BEGIN INPUT MATERIAL
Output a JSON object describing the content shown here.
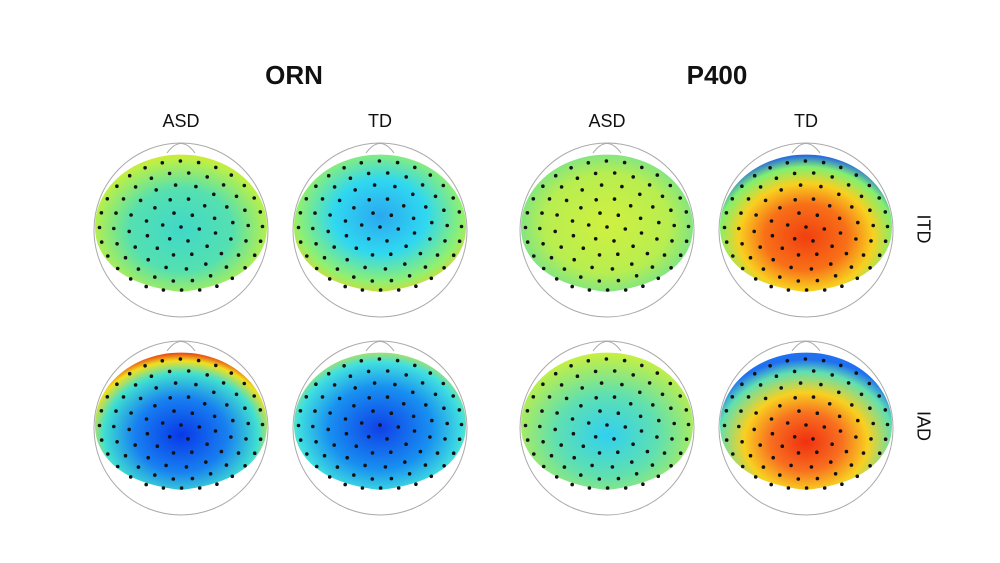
{
  "figure": {
    "groups": [
      {
        "title": "ORN",
        "columns": [
          "ASD",
          "TD"
        ]
      },
      {
        "title": "P400",
        "columns": [
          "ASD",
          "TD"
        ]
      }
    ],
    "rows": [
      "ITD",
      "IAD"
    ]
  }
}
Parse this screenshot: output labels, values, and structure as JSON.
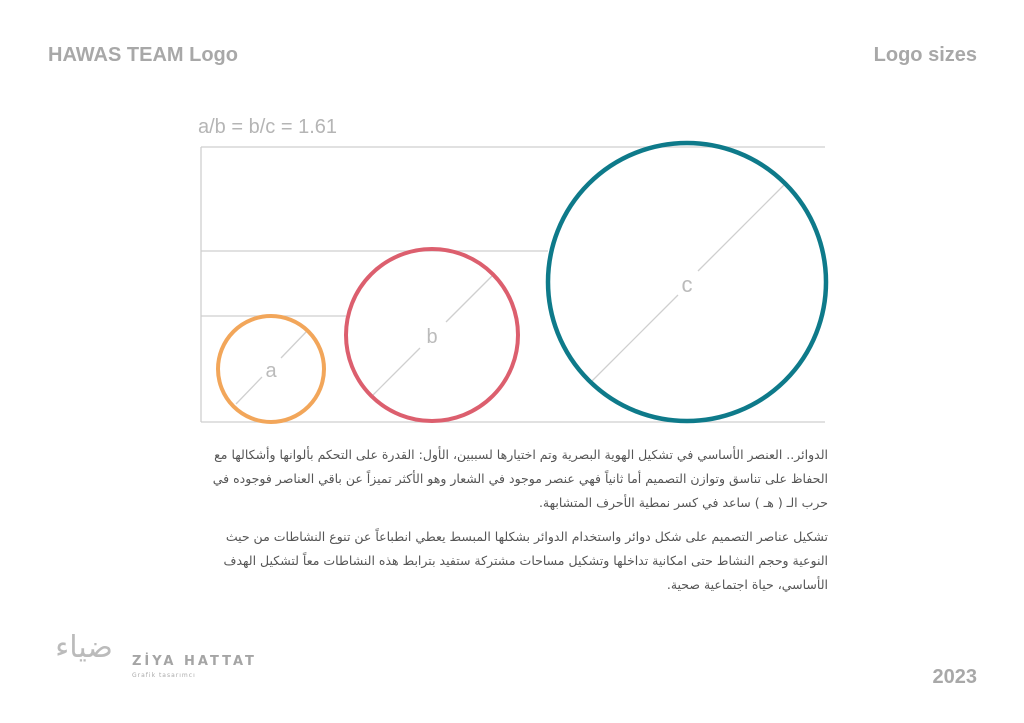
{
  "header": {
    "title": "HAWAS TEAM Logo",
    "section": "Logo sizes"
  },
  "diagram": {
    "formula": "a/b = b/c = 1.61",
    "circles": [
      {
        "label": "a",
        "color": "#F2A65A"
      },
      {
        "label": "b",
        "color": "#DC5F6E"
      },
      {
        "label": "c",
        "color": "#0E7A8A"
      }
    ]
  },
  "body": {
    "paragraph1": "الدوائر.. العنصر الأساسي في تشكيل الهوية البصرية وتم اختيارها لسببين، الأول: القدرة على التحكم بألوانها وأشكالها مع الحفاظ على تناسق وتوازن التصميم أما ثانياً فهي عنصر موجود في الشعار وهو الأكثر تميزاً عن باقي العناصر فوجوده في حرب الـ ( هـ ) ساعد في كسر نمطية الأحرف المتشابهة.",
    "paragraph2": "تشكيل عناصر التصميم على شكل دوائر واستخدام الدوائر بشكلها المبسط يعطي انطباعاً عن تنوع النشاطات من حيث النوعية وحجم النشاط حتى امكانية تداخلها وتشكيل مساحات مشتركة ستفيد بترابط هذه النشاطات معاً لتشكيل الهدف الأساسي، حياة اجتماعية صحية."
  },
  "footer": {
    "logo_mark": "ضياء",
    "logo_name": "ZİYA HATTAT",
    "logo_subtitle": "Grafik tasarımcı",
    "year": "2023"
  }
}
END INPUT MATERIAL
Copy the material exactly. Do not include the pictures.

Output a JSON object describing the content shown here.
{
  "figure": {
    "groups": [
      {
        "title": "ORN",
        "columns": [
          "ASD",
          "TD"
        ]
      },
      {
        "title": "P400",
        "columns": [
          "ASD",
          "TD"
        ]
      }
    ],
    "rows": [
      "ITD",
      "IAD"
    ]
  }
}
Parse this screenshot: output labels, values, and structure as JSON.
{
  "header": {
    "title": "HAWAS TEAM Logo",
    "section": "Logo sizes"
  },
  "diagram": {
    "formula": "a/b = b/c = 1.61",
    "circles": [
      {
        "label": "a",
        "color": "#F2A65A"
      },
      {
        "label": "b",
        "color": "#DC5F6E"
      },
      {
        "label": "c",
        "color": "#0E7A8A"
      }
    ]
  },
  "body": {
    "paragraph1": "الدوائر.. العنصر الأساسي في تشكيل الهوية البصرية وتم اختيارها لسببين، الأول: القدرة على التحكم بألوانها وأشكالها مع الحفاظ على تناسق وتوازن التصميم أما ثانياً فهي عنصر موجود في الشعار وهو الأكثر تميزاً عن باقي العناصر فوجوده في حرب الـ ( هـ ) ساعد في كسر نمطية الأحرف المتشابهة.",
    "paragraph2": "تشكيل عناصر التصميم على شكل دوائر واستخدام الدوائر بشكلها المبسط يعطي انطباعاً عن تنوع النشاطات من حيث النوعية وحجم النشاط حتى امكانية تداخلها وتشكيل مساحات مشتركة ستفيد بترابط هذه النشاطات معاً لتشكيل الهدف الأساسي، حياة اجتماعية صحية."
  },
  "footer": {
    "logo_mark": "ضياء",
    "logo_name": "ZİYA HATTAT",
    "logo_subtitle": "Grafik tasarımcı",
    "year": "2023"
  }
}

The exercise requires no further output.